Problem details:
Return the count of lines that hold the string "date", with no other words.

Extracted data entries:
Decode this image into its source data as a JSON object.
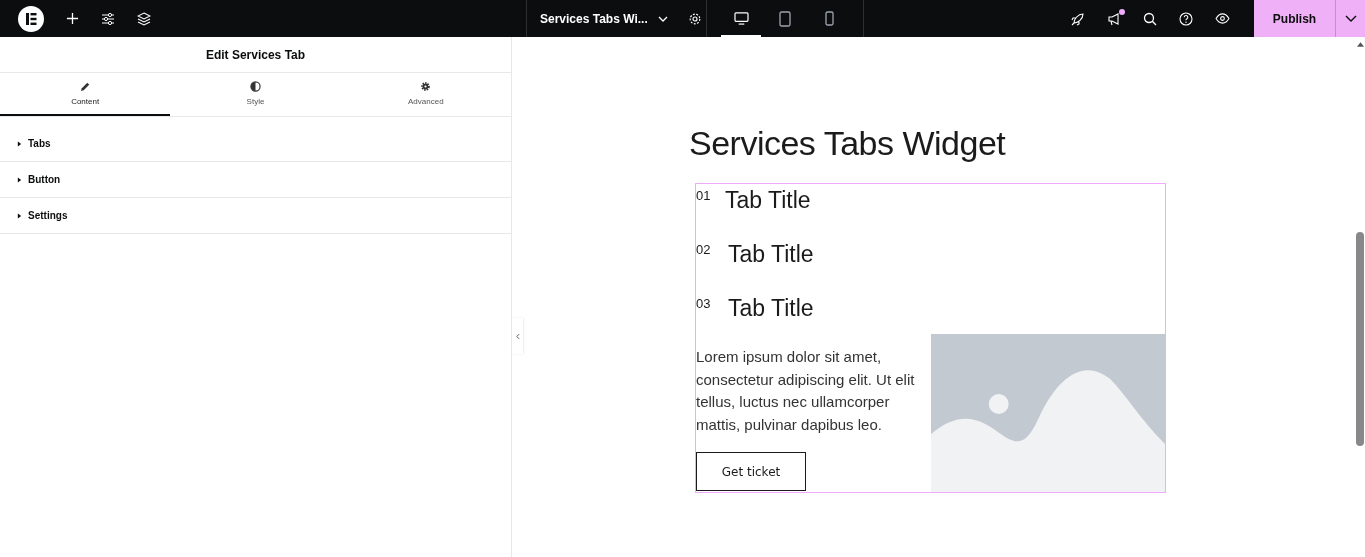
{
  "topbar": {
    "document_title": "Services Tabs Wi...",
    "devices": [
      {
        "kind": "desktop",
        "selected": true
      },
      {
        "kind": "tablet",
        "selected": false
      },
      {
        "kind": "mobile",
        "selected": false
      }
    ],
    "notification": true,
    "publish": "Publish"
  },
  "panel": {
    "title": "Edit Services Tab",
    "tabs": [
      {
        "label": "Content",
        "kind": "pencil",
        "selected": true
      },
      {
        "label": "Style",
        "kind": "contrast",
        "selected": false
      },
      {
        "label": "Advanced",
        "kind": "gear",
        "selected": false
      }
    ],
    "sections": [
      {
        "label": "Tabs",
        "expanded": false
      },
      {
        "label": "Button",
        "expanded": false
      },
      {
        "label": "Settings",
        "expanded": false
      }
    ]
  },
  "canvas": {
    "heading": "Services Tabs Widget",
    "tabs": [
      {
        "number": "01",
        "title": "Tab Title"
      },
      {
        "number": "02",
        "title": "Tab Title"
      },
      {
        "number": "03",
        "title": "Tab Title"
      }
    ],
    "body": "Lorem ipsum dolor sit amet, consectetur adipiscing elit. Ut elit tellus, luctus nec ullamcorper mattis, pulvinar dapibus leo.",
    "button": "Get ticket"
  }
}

...

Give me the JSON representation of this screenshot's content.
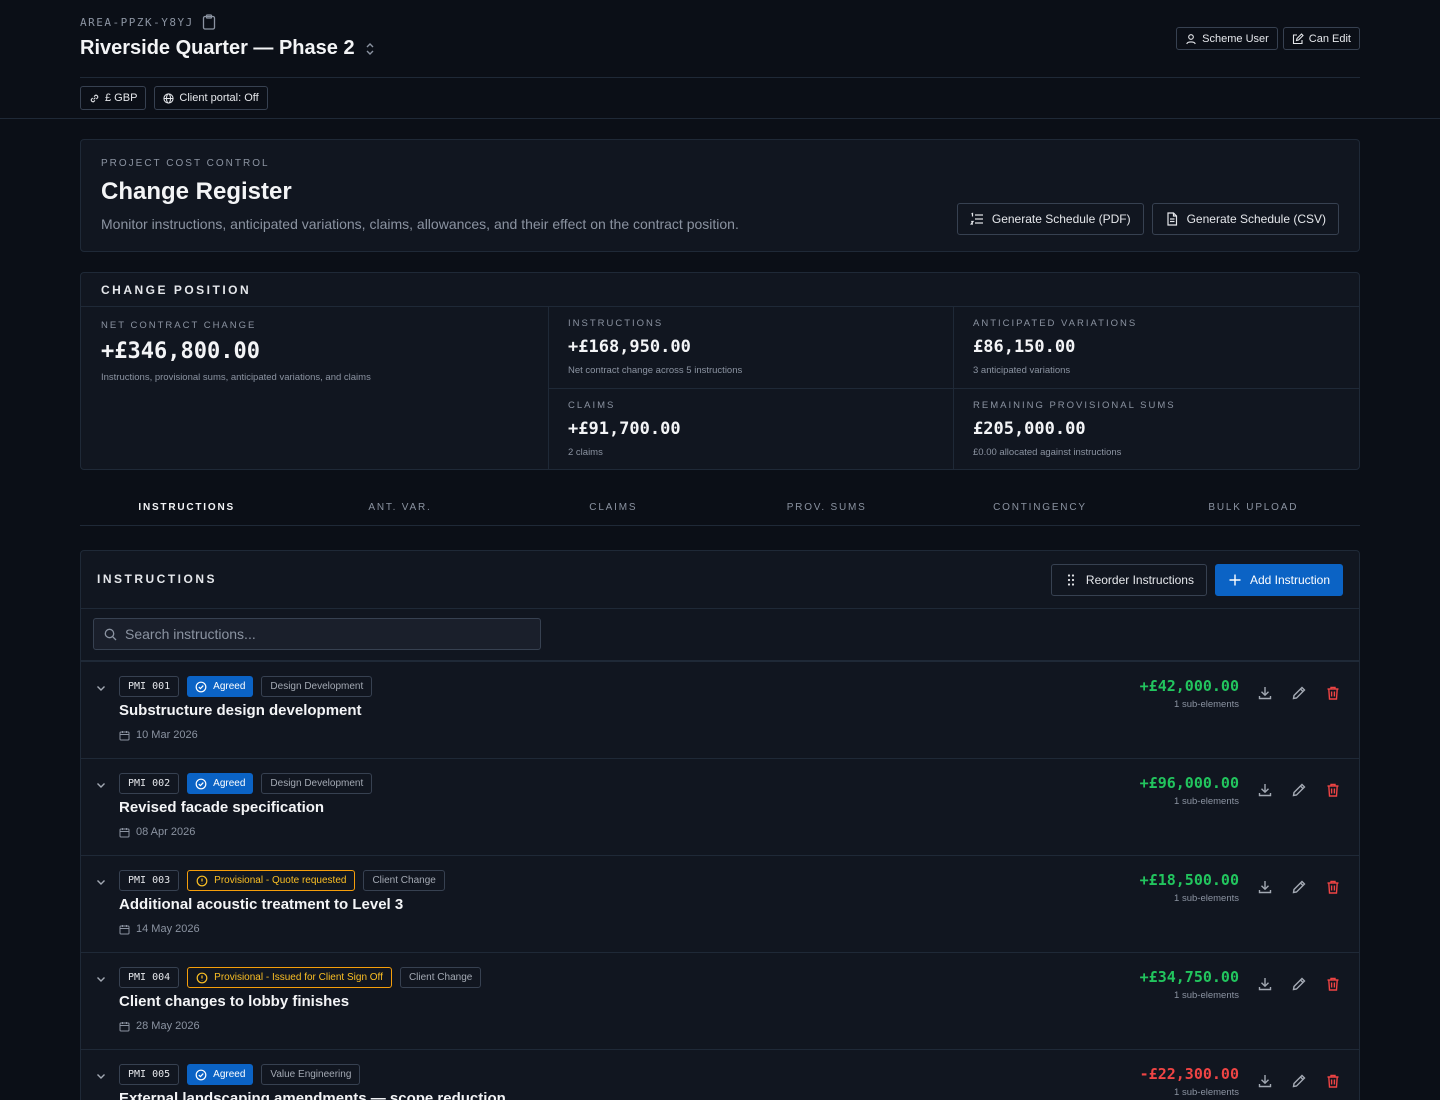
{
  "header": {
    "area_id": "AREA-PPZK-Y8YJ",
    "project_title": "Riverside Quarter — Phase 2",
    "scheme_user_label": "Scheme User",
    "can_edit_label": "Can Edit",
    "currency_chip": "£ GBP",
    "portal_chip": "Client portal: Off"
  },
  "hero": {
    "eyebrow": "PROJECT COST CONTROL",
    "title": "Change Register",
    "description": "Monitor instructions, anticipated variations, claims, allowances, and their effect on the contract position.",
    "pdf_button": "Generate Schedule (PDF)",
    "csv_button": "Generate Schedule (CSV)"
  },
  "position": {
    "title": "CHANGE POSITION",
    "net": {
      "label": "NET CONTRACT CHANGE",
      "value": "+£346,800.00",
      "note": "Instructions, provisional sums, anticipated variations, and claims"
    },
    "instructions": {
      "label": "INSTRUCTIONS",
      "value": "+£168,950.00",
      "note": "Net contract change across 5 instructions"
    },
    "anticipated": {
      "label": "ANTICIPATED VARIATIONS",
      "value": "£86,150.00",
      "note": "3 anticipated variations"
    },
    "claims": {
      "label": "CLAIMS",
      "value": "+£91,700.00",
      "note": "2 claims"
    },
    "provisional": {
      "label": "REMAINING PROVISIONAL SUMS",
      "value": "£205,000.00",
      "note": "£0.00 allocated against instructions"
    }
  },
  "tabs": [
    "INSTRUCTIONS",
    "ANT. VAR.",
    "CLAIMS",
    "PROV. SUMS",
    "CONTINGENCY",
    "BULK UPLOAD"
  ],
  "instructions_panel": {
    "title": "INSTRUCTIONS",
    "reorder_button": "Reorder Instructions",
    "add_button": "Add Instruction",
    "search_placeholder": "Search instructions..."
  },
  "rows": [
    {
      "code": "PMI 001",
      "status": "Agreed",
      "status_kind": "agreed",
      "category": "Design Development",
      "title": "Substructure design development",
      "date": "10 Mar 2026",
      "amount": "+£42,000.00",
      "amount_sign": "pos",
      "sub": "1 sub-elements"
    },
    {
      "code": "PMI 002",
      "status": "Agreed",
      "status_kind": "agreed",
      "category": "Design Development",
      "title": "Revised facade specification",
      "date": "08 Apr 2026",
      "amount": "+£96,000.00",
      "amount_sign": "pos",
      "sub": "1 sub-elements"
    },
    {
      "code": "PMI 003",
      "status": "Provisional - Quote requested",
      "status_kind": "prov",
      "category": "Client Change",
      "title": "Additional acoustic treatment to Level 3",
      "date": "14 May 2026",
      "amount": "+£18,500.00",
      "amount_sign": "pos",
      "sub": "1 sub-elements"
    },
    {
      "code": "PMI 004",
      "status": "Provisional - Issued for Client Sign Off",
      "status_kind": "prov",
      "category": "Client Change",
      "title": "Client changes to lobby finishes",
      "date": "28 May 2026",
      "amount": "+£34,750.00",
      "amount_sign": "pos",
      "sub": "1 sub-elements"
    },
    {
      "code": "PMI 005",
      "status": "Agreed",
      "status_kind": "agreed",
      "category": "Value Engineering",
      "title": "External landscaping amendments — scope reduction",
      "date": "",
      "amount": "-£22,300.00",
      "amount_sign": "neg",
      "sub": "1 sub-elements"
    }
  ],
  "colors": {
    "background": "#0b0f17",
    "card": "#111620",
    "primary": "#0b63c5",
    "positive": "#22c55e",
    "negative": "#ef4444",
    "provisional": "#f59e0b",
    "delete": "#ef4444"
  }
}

Exercise result:
5